> [REQUEST]
Write out the entries below once more, exactly, with the pictures left out.

(Figure content listings)
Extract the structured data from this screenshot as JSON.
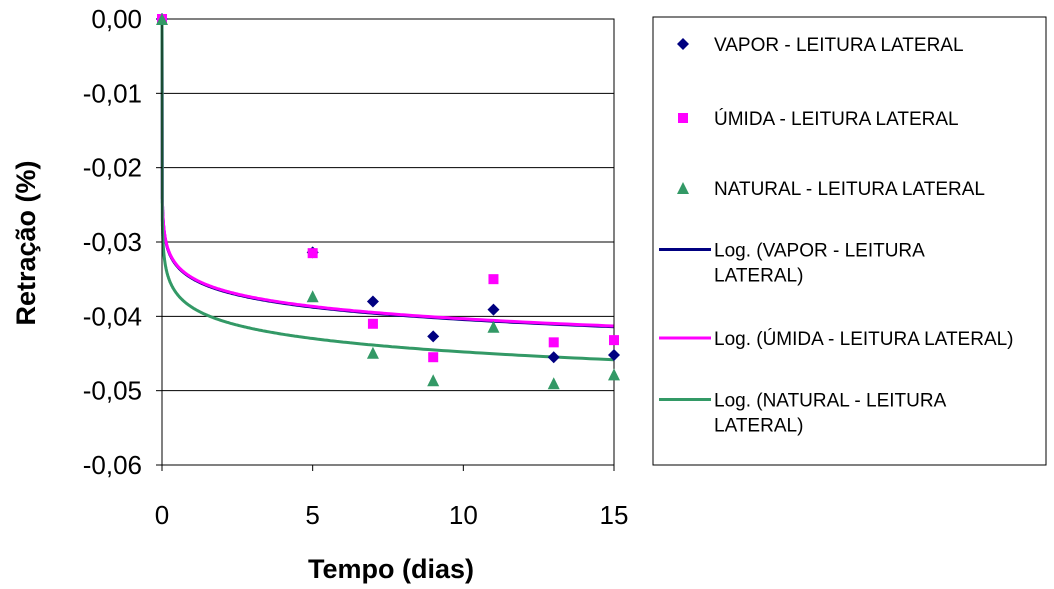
{
  "chart_data": {
    "type": "scatter",
    "xlabel": "Tempo (dias)",
    "ylabel": "Retração (%)",
    "xlim": [
      0,
      15
    ],
    "ylim": [
      -0.06,
      0.0
    ],
    "x_ticks": [
      "0",
      "5",
      "10",
      "15"
    ],
    "x_tick_values": [
      0,
      5,
      10,
      15
    ],
    "y_ticks": [
      "0,00",
      "-0,01",
      "-0,02",
      "-0,03",
      "-0,04",
      "-0,05",
      "-0,06"
    ],
    "y_tick_values": [
      0,
      -0.01,
      -0.02,
      -0.03,
      -0.04,
      -0.05,
      -0.06
    ],
    "grid": "horizontal",
    "legend_position": "right",
    "series": [
      {
        "name": "VAPOR - LEITURA LATERAL",
        "marker": "diamond",
        "color": "#000080",
        "x": [
          0,
          5,
          7,
          9,
          11,
          13,
          15
        ],
        "y": [
          0,
          -0.0314,
          -0.038,
          -0.0427,
          -0.0391,
          -0.0455,
          -0.0452
        ]
      },
      {
        "name": "ÚMIDA - LEITURA LATERAL",
        "marker": "square",
        "color": "#ff00ff",
        "x": [
          0,
          5,
          7,
          9,
          11,
          13,
          15
        ],
        "y": [
          0,
          -0.0315,
          -0.041,
          -0.0455,
          -0.035,
          -0.0435,
          -0.0432
        ]
      },
      {
        "name": "NATURAL - LEITURA LATERAL",
        "marker": "triangle",
        "color": "#339966",
        "x": [
          0,
          5,
          7,
          9,
          11,
          13,
          15
        ],
        "y": [
          0,
          -0.0373,
          -0.0449,
          -0.0486,
          -0.0414,
          -0.049,
          -0.0478
        ]
      }
    ],
    "trendlines": [
      {
        "name": "Log. (VAPOR - LEITURA LATERAL)",
        "color": "#000080",
        "intercept": -0.0349,
        "slope": -0.0024
      },
      {
        "name": "Log. (ÚMIDA - LEITURA LATERAL)",
        "color": "#ff00ff",
        "intercept": -0.0348,
        "slope": -0.0024
      },
      {
        "name": "Log. (NATURAL - LEITURA LATERAL)",
        "color": "#339966",
        "intercept": -0.0388,
        "slope": -0.0026
      }
    ],
    "legend": {
      "entries": [
        {
          "lines": [
            "VAPOR - LEITURA LATERAL"
          ],
          "kind": "marker",
          "series": 0
        },
        {
          "lines": [
            "ÚMIDA - LEITURA LATERAL"
          ],
          "kind": "marker",
          "series": 1
        },
        {
          "lines": [
            "NATURAL - LEITURA LATERAL"
          ],
          "kind": "marker",
          "series": 2
        },
        {
          "lines": [
            "Log. (VAPOR - LEITURA",
            "LATERAL)"
          ],
          "kind": "line",
          "trend": 0
        },
        {
          "lines": [
            "Log. (ÚMIDA - LEITURA LATERAL)"
          ],
          "kind": "line",
          "trend": 1
        },
        {
          "lines": [
            "Log. (NATURAL - LEITURA",
            "LATERAL)"
          ],
          "kind": "line",
          "trend": 2
        }
      ]
    }
  }
}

> [THE RESPONSE]
Extract the structured data from this screenshot as JSON.
{
  "chart_data": {
    "type": "scatter",
    "xlabel": "Tempo (dias)",
    "ylabel": "Retração (%)",
    "xlim": [
      0,
      15
    ],
    "ylim": [
      -0.06,
      0.0
    ],
    "x_ticks": [
      "0",
      "5",
      "10",
      "15"
    ],
    "x_tick_values": [
      0,
      5,
      10,
      15
    ],
    "y_ticks": [
      "0,00",
      "-0,01",
      "-0,02",
      "-0,03",
      "-0,04",
      "-0,05",
      "-0,06"
    ],
    "y_tick_values": [
      0,
      -0.01,
      -0.02,
      -0.03,
      -0.04,
      -0.05,
      -0.06
    ],
    "grid": "horizontal",
    "legend_position": "right",
    "series": [
      {
        "name": "VAPOR - LEITURA LATERAL",
        "marker": "diamond",
        "color": "#000080",
        "x": [
          0,
          5,
          7,
          9,
          11,
          13,
          15
        ],
        "y": [
          0,
          -0.0314,
          -0.038,
          -0.0427,
          -0.0391,
          -0.0455,
          -0.0452
        ]
      },
      {
        "name": "ÚMIDA - LEITURA LATERAL",
        "marker": "square",
        "color": "#ff00ff",
        "x": [
          0,
          5,
          7,
          9,
          11,
          13,
          15
        ],
        "y": [
          0,
          -0.0315,
          -0.041,
          -0.0455,
          -0.035,
          -0.0435,
          -0.0432
        ]
      },
      {
        "name": "NATURAL - LEITURA LATERAL",
        "marker": "triangle",
        "color": "#339966",
        "x": [
          0,
          5,
          7,
          9,
          11,
          13,
          15
        ],
        "y": [
          0,
          -0.0373,
          -0.0449,
          -0.0486,
          -0.0414,
          -0.049,
          -0.0478
        ]
      }
    ],
    "trendlines": [
      {
        "name": "Log. (VAPOR - LEITURA LATERAL)",
        "color": "#000080",
        "intercept": -0.0349,
        "slope": -0.0024
      },
      {
        "name": "Log. (ÚMIDA - LEITURA LATERAL)",
        "color": "#ff00ff",
        "intercept": -0.0348,
        "slope": -0.0024
      },
      {
        "name": "Log. (NATURAL - LEITURA LATERAL)",
        "color": "#339966",
        "intercept": -0.0388,
        "slope": -0.0026
      }
    ],
    "legend": {
      "entries": [
        {
          "lines": [
            "VAPOR - LEITURA LATERAL"
          ],
          "kind": "marker",
          "series": 0
        },
        {
          "lines": [
            "ÚMIDA - LEITURA LATERAL"
          ],
          "kind": "marker",
          "series": 1
        },
        {
          "lines": [
            "NATURAL - LEITURA LATERAL"
          ],
          "kind": "marker",
          "series": 2
        },
        {
          "lines": [
            "Log. (VAPOR - LEITURA",
            "LATERAL)"
          ],
          "kind": "line",
          "trend": 0
        },
        {
          "lines": [
            "Log. (ÚMIDA - LEITURA LATERAL)"
          ],
          "kind": "line",
          "trend": 1
        },
        {
          "lines": [
            "Log. (NATURAL - LEITURA",
            "LATERAL)"
          ],
          "kind": "line",
          "trend": 2
        }
      ]
    }
  }
}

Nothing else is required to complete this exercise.